INPUT —
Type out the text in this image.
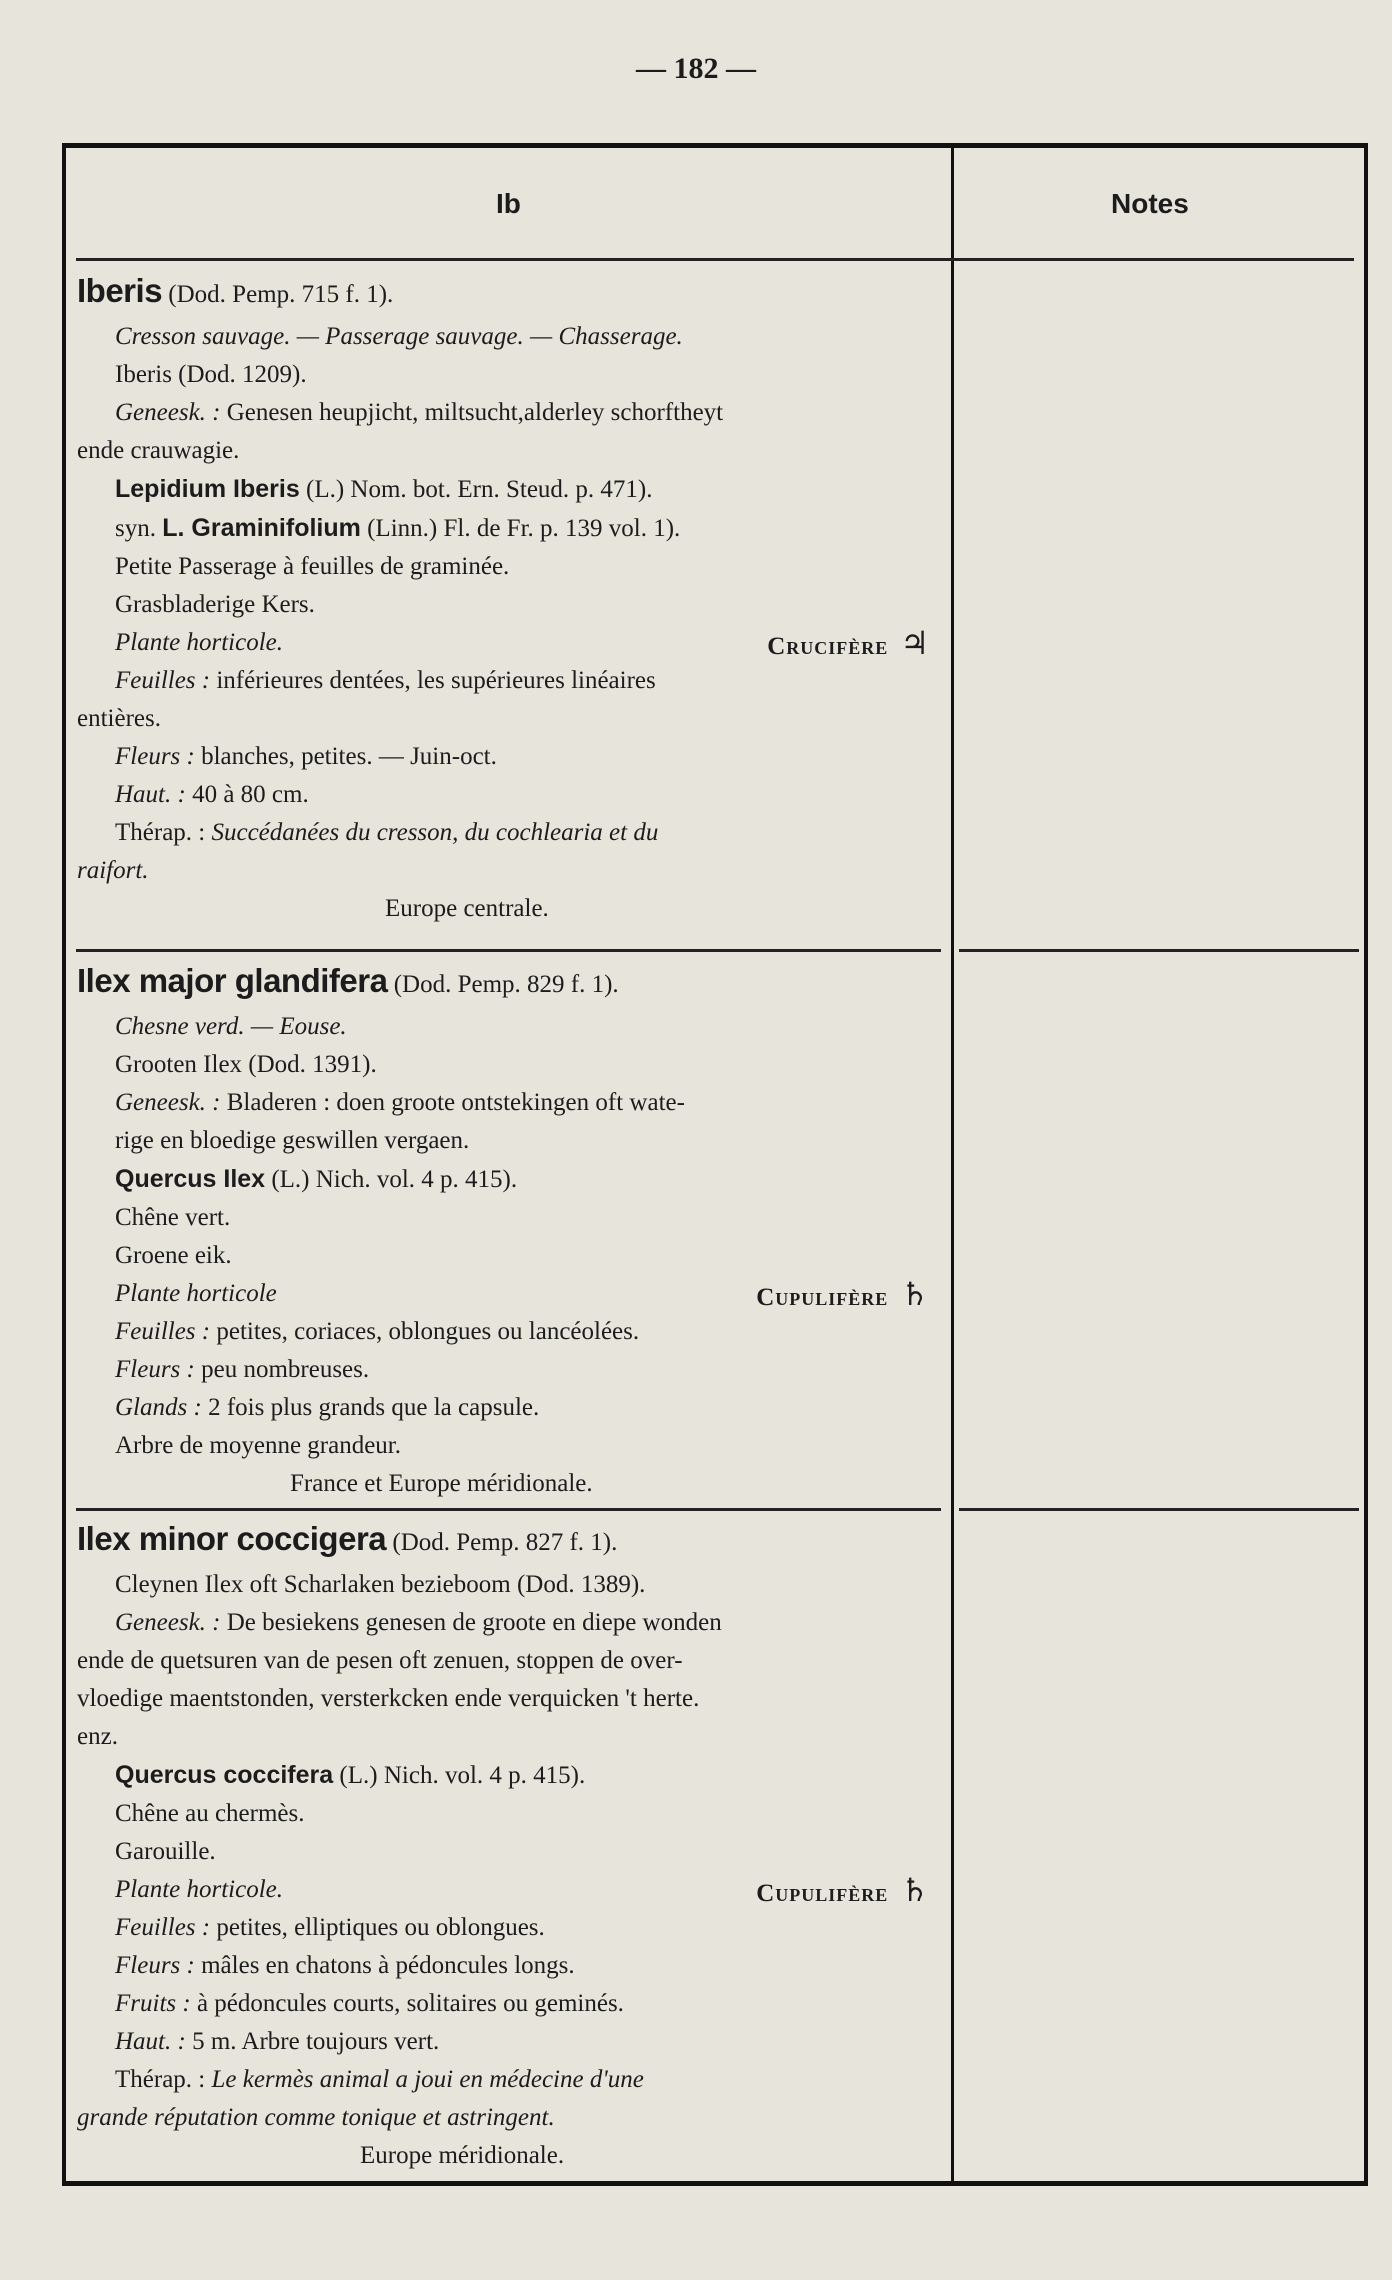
— 182 —
Ib	Notes
Iberis (Dod. Pemp. 715 f. 1).
Cresson sauvage. — Passerage sauvage. — Chasserage.
Iberis (Dod. 1209).
Geneesk. : Genesen heupjicht, miltsucht,alderley schorftheyt
ende crauwagie.
Lepidium Iberis (L.) Nom. bot. Ern. Steud. p. 471).
syn. L. Graminifolium (Linn.) Fl. de Fr. p. 139 vol. 1).
Petite Passerage à feuilles de graminée.
Grasbladerige Kers.
Plante horticole.	Crucifère ♃
Feuilles : inférieures dentées, les supérieures linéaires
entières.
Fleurs : blanches, petites. — Juin-oct.
Haut. : 40 à 80 cm.
Thérap. : Succédanées du cresson, du cochlearia et du
raifort.
Europe centrale.
Ilex major glandifera (Dod. Pemp. 829 f. 1).
Chesne verd. — Eouse.
Grooten Ilex (Dod. 1391).
Geneesk. : Bladeren : doen groote ontstekingen oft wate-
rige en bloedige geswillen vergaen.
Quercus Ilex (L.) Nich. vol. 4 p. 415).
Chêne vert.
Groene eik.
Plante horticole	Cupulifère ♄
Feuilles : petites, coriaces, oblongues ou lancéolées.
Fleurs : peu nombreuses.
Glands : 2 fois plus grands que la capsule.
Arbre de moyenne grandeur.
France et Europe méridionale.
Ilex minor coccigera (Dod. Pemp. 827 f. 1).
Cleynen Ilex oft Scharlaken bezieboom (Dod. 1389).
Geneesk. : De besiekens genesen de groote en diepe wonden
ende de quetsuren van de pesen oft zenuen, stoppen de over-
vloedige maentstonden, versterkcken ende verquicken 't herte.
enz.
Quercus coccifera (L.) Nich. vol. 4 p. 415).
Chêne au chermès.
Garouille.
Plante horticole.	Cupulifère ♄
Feuilles : petites, elliptiques ou oblongues.
Fleurs : mâles en chatons à pédoncules longs.
Fruits : à pédoncules courts, solitaires ou geminés.
Haut. : 5 m. Arbre toujours vert.
Thérap. : Le kermès animal a joui en médecine d'une
grande réputation comme tonique et astringent.
Europe méridionale.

EXERCISE AIM —
Retype every record as it stands. None of the pictures should appear.

OUTPUT FOR THIS TASK —
Type out the text in this image.
— 182 —
Ib	Notes
Iberis (Dod. Pemp. 715 f. 1).
Cresson sauvage. — Passerage sauvage. — Chasserage.
Iberis (Dod. 1209).
Geneesk. : Genesen heupjicht, miltsucht,alderley schorftheyt
ende crauwagie.
Lepidium Iberis (L.) Nom. bot. Ern. Steud. p. 471).
syn. L. Graminifolium (Linn.) Fl. de Fr. p. 139 vol. 1).
Petite Passerage à feuilles de graminée.
Grasbladerige Kers.
Plante horticole.	Crucifère ♃
Feuilles : inférieures dentées, les supérieures linéaires
entières.
Fleurs : blanches, petites. — Juin-oct.
Haut. : 40 à 80 cm.
Thérap. : Succédanées du cresson, du cochlearia et du
raifort.
Europe centrale.
Ilex major glandifera (Dod. Pemp. 829 f. 1).
Chesne verd. — Eouse.
Grooten Ilex (Dod. 1391).
Geneesk. : Bladeren : doen groote ontstekingen oft wate-
rige en bloedige geswillen vergaen.
Quercus Ilex (L.) Nich. vol. 4 p. 415).
Chêne vert.
Groene eik.
Plante horticole	Cupulifère ♄
Feuilles : petites, coriaces, oblongues ou lancéolées.
Fleurs : peu nombreuses.
Glands : 2 fois plus grands que la capsule.
Arbre de moyenne grandeur.
France et Europe méridionale.
Ilex minor coccigera (Dod. Pemp. 827 f. 1).
Cleynen Ilex oft Scharlaken bezieboom (Dod. 1389).
Geneesk. : De besiekens genesen de groote en diepe wonden
ende de quetsuren van de pesen oft zenuen, stoppen de over-
vloedige maentstonden, versterkcken ende verquicken 't herte.
enz.
Quercus coccifera (L.) Nich. vol. 4 p. 415).
Chêne au chermès.
Garouille.
Plante horticole.	Cupulifère ♄
Feuilles : petites, elliptiques ou oblongues.
Fleurs : mâles en chatons à pédoncules longs.
Fruits : à pédoncules courts, solitaires ou geminés.
Haut. : 5 m. Arbre toujours vert.
Thérap. : Le kermès animal a joui en médecine d'une
grande réputation comme tonique et astringent.
Europe méridionale.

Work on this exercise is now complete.